Stated goal ▸ Copy out each line of the material below that holds the string "Projection".

(Records)
####################

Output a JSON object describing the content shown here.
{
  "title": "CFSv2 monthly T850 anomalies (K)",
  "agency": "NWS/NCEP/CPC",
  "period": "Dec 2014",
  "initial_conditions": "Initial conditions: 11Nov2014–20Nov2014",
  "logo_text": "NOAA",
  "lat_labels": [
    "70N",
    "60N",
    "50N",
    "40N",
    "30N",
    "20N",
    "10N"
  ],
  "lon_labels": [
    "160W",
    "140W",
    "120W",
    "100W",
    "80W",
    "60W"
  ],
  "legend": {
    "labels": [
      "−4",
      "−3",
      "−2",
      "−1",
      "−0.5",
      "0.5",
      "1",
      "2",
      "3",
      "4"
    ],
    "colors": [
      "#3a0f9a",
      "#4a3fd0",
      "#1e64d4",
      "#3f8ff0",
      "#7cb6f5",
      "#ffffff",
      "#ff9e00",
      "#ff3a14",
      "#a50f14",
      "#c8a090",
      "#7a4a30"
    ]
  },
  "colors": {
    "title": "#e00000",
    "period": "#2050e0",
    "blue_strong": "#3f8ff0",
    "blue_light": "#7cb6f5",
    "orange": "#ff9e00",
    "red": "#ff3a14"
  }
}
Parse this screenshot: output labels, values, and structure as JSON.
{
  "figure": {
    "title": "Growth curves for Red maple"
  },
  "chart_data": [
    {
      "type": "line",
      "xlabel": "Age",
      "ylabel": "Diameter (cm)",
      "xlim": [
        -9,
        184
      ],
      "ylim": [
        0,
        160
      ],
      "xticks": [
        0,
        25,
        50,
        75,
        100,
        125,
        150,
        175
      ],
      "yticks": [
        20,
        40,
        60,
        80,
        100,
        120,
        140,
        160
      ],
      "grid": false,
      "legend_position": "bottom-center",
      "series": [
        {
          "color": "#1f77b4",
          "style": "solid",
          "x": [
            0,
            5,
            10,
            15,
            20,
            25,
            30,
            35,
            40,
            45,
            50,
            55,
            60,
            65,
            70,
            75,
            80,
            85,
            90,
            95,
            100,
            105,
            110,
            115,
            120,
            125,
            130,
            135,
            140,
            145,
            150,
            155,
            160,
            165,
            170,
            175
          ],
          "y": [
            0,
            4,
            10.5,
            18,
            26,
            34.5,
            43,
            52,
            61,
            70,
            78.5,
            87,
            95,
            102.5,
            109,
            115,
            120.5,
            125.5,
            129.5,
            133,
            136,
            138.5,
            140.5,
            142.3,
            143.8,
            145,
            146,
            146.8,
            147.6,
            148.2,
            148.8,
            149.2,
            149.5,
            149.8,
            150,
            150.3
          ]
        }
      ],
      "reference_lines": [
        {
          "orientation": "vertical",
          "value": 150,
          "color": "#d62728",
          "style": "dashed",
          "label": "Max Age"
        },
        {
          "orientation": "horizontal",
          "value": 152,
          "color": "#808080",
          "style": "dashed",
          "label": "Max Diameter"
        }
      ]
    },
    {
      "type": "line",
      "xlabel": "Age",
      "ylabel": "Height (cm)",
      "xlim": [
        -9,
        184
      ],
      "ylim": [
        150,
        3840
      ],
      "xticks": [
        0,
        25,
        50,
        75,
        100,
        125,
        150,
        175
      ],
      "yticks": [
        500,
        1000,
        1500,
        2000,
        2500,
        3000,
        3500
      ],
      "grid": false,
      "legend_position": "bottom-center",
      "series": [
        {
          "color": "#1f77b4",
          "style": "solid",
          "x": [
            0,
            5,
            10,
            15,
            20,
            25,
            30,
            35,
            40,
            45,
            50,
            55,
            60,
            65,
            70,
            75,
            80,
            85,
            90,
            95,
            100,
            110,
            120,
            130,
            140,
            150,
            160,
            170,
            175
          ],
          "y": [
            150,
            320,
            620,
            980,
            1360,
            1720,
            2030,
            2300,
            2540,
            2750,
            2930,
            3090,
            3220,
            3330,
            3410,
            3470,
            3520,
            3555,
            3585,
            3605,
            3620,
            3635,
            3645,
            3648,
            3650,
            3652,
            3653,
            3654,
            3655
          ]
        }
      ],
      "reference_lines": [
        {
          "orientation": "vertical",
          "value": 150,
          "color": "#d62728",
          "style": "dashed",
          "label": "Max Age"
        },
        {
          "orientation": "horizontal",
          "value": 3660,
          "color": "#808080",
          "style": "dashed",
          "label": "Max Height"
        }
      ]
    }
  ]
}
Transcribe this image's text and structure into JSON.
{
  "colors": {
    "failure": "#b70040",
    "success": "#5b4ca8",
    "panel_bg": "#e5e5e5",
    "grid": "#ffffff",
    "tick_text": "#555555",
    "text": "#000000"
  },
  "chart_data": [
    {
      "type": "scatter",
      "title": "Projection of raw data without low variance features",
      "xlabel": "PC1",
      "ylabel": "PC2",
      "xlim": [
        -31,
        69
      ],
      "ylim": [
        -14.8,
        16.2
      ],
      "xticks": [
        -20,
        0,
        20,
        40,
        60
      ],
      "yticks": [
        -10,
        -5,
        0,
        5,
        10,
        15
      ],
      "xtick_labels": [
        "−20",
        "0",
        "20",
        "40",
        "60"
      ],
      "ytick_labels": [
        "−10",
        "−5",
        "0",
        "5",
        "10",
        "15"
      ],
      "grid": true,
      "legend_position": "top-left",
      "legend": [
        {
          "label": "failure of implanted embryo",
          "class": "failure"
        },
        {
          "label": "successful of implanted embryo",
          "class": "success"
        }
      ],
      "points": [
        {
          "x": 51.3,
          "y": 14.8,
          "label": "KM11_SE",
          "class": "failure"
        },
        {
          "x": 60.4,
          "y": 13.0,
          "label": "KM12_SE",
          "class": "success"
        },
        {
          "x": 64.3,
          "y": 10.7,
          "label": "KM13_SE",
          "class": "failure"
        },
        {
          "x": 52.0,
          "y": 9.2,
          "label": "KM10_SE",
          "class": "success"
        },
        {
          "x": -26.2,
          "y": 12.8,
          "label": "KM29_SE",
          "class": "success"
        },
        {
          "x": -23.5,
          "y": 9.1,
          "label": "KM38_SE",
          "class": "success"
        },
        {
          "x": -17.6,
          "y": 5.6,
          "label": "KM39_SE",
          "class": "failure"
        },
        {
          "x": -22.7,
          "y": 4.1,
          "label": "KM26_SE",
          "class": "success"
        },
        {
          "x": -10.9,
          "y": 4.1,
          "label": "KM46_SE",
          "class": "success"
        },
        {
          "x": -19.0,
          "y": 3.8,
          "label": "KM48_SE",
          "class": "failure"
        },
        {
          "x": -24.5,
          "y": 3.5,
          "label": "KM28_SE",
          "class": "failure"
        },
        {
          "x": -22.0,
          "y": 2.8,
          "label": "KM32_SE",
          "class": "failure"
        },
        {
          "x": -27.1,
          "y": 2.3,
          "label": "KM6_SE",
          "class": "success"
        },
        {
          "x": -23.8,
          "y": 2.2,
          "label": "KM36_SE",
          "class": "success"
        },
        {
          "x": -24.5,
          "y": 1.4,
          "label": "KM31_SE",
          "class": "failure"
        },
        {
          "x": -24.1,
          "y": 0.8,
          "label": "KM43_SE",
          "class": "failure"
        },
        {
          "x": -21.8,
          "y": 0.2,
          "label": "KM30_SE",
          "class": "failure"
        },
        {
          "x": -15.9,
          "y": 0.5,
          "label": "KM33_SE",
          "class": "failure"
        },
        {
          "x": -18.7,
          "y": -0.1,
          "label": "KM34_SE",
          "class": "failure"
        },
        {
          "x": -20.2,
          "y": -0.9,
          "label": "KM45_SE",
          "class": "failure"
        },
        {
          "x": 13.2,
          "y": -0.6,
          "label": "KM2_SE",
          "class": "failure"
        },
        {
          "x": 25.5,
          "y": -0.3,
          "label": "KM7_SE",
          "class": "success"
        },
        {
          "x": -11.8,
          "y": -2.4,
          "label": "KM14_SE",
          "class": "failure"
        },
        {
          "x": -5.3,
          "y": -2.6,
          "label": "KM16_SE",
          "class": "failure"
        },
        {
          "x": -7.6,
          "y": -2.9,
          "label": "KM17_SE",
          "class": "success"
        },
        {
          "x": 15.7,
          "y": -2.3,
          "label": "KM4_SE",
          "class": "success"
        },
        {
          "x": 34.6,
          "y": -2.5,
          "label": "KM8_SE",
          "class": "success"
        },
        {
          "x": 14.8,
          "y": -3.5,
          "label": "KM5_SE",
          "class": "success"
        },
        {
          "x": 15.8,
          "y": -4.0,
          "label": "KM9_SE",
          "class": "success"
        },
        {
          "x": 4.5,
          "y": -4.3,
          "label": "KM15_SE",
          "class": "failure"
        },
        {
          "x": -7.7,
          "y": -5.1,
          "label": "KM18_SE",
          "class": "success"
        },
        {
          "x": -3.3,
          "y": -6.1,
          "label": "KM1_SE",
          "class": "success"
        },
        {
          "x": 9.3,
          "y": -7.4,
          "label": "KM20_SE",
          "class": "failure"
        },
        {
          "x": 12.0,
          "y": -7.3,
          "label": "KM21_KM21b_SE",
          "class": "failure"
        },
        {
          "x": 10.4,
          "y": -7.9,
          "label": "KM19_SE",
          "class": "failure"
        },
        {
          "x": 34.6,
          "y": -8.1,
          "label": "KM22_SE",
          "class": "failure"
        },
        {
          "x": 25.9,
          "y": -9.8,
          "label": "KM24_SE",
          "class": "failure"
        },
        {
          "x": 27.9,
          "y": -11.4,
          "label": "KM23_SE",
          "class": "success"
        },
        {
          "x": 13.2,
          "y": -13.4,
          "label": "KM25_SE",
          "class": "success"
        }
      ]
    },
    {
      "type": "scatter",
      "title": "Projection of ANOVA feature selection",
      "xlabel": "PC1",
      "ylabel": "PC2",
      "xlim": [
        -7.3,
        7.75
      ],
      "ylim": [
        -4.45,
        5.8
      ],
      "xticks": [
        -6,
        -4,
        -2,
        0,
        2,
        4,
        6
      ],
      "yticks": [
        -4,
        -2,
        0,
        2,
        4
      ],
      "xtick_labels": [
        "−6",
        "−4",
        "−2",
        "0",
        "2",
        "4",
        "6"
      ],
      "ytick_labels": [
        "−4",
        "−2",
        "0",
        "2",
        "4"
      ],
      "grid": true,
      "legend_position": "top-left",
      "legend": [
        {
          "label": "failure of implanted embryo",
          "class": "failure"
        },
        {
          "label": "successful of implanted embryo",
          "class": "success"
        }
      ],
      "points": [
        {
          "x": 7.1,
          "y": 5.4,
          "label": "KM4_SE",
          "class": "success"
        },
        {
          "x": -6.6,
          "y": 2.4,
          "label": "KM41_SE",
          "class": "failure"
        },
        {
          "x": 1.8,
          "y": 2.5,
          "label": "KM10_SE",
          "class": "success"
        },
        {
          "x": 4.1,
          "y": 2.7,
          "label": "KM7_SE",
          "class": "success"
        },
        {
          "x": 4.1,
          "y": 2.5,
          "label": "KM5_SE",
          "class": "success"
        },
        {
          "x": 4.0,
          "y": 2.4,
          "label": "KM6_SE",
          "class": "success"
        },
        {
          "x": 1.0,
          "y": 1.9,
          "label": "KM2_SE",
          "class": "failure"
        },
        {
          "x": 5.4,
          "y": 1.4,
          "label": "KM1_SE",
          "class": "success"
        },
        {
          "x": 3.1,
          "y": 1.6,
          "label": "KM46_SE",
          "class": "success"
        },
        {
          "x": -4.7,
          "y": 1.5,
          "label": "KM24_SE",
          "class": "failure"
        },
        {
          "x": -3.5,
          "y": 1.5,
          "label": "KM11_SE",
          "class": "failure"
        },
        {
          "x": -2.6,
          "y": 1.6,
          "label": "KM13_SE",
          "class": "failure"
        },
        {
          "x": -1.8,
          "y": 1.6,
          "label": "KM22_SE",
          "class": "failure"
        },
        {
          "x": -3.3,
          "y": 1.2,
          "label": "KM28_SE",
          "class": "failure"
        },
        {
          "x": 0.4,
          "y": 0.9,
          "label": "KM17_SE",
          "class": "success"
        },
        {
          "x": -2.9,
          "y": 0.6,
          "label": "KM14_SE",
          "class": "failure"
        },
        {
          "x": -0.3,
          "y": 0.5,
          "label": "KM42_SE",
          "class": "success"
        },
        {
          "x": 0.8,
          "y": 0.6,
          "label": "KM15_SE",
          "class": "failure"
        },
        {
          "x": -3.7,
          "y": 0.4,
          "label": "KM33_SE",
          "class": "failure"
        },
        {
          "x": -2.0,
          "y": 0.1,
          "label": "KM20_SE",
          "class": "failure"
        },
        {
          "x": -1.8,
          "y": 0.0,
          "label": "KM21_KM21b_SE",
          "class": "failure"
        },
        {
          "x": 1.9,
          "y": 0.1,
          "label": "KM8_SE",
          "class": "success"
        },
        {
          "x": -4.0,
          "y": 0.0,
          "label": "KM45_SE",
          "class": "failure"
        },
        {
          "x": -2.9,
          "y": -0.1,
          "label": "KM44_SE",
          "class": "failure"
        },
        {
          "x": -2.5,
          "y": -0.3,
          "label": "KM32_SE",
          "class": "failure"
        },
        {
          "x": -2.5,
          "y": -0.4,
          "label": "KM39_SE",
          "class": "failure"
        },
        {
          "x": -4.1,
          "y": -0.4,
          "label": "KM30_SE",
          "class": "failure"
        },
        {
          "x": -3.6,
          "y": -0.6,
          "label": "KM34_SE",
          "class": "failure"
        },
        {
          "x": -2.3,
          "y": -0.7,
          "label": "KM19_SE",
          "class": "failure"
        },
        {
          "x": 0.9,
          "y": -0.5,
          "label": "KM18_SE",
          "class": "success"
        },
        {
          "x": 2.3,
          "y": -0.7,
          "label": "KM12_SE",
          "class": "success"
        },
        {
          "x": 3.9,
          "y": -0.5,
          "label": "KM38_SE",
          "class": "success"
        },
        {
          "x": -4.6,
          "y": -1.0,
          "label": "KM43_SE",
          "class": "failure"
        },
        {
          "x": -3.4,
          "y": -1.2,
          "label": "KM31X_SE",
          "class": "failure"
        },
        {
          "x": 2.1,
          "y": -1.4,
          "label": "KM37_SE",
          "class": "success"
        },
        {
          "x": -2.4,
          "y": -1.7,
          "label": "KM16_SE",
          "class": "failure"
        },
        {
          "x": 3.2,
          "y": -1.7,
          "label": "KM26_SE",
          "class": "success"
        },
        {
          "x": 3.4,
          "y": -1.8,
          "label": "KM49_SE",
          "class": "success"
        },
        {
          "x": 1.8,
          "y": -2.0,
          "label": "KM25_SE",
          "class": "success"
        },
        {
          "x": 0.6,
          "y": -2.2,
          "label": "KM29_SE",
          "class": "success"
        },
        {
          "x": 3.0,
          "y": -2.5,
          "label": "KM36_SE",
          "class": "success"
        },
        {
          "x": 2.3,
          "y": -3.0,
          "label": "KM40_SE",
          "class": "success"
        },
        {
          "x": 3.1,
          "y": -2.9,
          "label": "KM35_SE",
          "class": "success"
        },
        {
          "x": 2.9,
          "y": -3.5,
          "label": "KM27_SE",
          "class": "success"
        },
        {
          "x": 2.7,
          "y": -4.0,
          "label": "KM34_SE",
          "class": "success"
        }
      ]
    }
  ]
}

####################

The output ▸
      "title": "Projection of raw data without low variance features",
      "title": "Projection of ANOVA feature selection",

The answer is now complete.